**文章の抜粋**.
◇ ◇ ◇ ◇ ◇ ◇ ◇

この記事では、ライフイベントごとのリスクを確認して、どのように判断すると良いか説明します。

よくあるリスク許容度に関する質問

リスク許容度に関する質問
  • 現在の年齢は?
  • 投資期間は?
  • 未婚or既婚?
  • 投資に対する知識はどの程度?
  • 投資金額が金融資産全体に占める割合は?
  • 夫婦とも働き
  • マイホームの有無
  • 投資経験の有無
  • 元本確保とリターンどちらが優先?
  • 大きな損失がでたらどうする?

リスク許容度は、単にお金の問題として計算ができるものと、個人の性格に関するものがあることが分かります。

投資だけでなく人生においても言えることですが、選択によっては元本(現状)は守られないし、損をしたり失敗をする可能性があるということです。

そのため、お金の話だけでなく、損失や選択ミスによる失敗が起きた場合のメンタル的な影響(資産価値の下落に耐えられるか?)なども測るために性格面に関する質問項目が含まれています。

まずはお金に関する面をしっかりと把握して、自分の性格面を冷静に見つめ直して、自分のリスク許容度を判定しておきましょう。

資産形成とリスク

資産形成とリスク

金融資産のリスク

主に金融資産での運用に関するリスク許容度はある程度、数値で把握することができます。
ファンドならリスクとリターンは、モーニングスターのサイトを見れば、どの商品にいくら投資をすると、どのくらいのリターンがあって、どの程度リスクがあるかという情報が書いてあります。

理論上の数値は計算できるので、計算結果と性格面のリスク許容度で判断をすることになります。

例えば、5年リターン3.5%、標準偏差(データの散らばりの度合い)8.5の投資信託に投資をすると、約70%の確率で‐5~+12%のリターンとなります。

「投資したお金が‐5%になっても精神的な影響も含めて大丈夫か?」という判断になります。資金面では問題ないけれど、資産が減ると不安で落ち着かないという人は投資をしないほうが良いでしょう。

データの多い投資信託はリスクが数値化されるので、お金の問題を数値で判断し、想定外の暴落があった場合の自分の性格面を分かっていれば、投資するかどうかの判断がしやすいと思います。

不動産投資のリスク

不動産は金融商品と違って、個別性が高いうえにデータがきわめて少ないのでリスクを数値化するのは非常に難しいという特徴があります。

公開されている地価公示や路線価は、実際の取引価格とはほぼ無関係ですし、空室率のデータはいろいろなところから出ていて、どれが実体に近いのか分かりません。

データを比較して中央値を探してみる、価格面では不動産会社に複数の成約事例を提供してもらうというような対策が必要だと思ます。

リスク許容度の低い人は、売却する時に不利になるような条件(再建築不可・違反建築・事故物件など)の物件には手を出さないほうが良いでしょう。

通常、価格が安く利回りが高い物件は何らかのリスク要因があることが多いですから、どうして安いのか?、どうして利回りが高いのか考えて無理のない範囲で投資をすることが大切です。

◇ ◇ ◇ ◇ ◇ ◇ ◇

**資料の読解**.
1. リスク許容度の記事について、次の問いに答えてください。
(a) 例に挙げられた投資信託の標準偏差はいくつですか。
(b) その投資信託では、約70%の確率でリターンがどの範囲になるとされていますか。
(c) 地価公示や路線価は、実際の取引価格とどのような関係にあると書かれていますか。
2. リスク許容度の記事から、「不動産は金融商品と違って、個」と「ような対策が必要だと思ます。」の間を、両端を含めて一字一句違えずに書き出してください。
3. リスク許容度の記事で、売却時に不利になる条件の例として括弧内に挙げられているものをすべて列挙してください。

**提供データ**.
◇ ◇ ◇ ◇ ◇ ◇ ◇

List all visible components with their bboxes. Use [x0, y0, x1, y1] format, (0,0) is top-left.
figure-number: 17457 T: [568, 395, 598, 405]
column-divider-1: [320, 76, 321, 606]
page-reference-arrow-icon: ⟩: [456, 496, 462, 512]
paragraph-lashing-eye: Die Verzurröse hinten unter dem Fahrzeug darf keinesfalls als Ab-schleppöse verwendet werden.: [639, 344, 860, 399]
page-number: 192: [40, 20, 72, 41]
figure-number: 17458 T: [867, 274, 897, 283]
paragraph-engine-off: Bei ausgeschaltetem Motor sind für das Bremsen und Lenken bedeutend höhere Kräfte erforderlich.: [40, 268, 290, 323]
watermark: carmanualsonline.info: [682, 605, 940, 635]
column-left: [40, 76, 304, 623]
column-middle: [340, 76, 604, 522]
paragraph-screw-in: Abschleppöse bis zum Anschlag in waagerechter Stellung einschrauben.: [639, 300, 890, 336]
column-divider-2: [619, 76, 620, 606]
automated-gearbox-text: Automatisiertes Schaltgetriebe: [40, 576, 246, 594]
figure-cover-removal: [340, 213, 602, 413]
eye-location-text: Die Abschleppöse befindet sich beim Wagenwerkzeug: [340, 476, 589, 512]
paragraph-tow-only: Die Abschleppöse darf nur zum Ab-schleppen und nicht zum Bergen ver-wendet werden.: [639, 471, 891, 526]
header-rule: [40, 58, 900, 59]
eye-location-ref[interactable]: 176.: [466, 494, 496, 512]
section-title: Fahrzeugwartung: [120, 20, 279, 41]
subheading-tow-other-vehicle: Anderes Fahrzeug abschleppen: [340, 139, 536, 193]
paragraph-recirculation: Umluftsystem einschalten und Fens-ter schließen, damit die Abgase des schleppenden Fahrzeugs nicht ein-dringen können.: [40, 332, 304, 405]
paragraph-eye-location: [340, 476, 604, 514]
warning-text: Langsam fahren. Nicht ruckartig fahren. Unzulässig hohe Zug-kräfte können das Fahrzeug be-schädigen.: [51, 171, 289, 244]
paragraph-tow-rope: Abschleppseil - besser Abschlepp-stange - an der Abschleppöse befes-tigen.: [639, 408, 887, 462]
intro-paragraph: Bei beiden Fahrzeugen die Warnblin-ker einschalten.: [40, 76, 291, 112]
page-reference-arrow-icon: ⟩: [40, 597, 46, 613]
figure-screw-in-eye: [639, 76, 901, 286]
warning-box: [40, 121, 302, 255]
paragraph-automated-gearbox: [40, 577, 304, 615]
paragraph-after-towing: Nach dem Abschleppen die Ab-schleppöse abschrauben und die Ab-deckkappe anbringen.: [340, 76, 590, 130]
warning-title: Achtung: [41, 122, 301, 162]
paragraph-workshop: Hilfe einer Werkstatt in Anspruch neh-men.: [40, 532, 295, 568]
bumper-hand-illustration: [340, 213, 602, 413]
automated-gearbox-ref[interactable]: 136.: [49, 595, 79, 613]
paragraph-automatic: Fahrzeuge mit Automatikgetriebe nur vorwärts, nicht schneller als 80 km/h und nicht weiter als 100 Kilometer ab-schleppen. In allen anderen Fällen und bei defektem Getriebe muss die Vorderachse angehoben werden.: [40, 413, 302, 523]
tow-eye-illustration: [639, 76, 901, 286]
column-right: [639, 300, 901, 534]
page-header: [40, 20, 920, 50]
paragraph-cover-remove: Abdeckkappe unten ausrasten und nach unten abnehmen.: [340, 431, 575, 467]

◇ ◇ ◇ ◇ ◇ ◇ ◇

**問題の解答**.
1.
(a) 8.5
(b) ‐5~+12%
(c) ほぼ無関係

2.
不動産は金融商品と違って、個別性が高いうえにデータがきわめて少ないのでリスクを数値化するのは非常に難しいという特徴があります。

公開されている地価公示や路線価は、実際の取引価格とはほぼ無関係ですし、空室率のデータはいろいろなところから出ていて、どれが実体に近いのか分かりません。

データを比較して中央値を探してみる、価格面では不動産会社に複数の成約事例を提供してもらうというような対策が必要だと思ます。

3.
再建築不可
違反建築
事故物件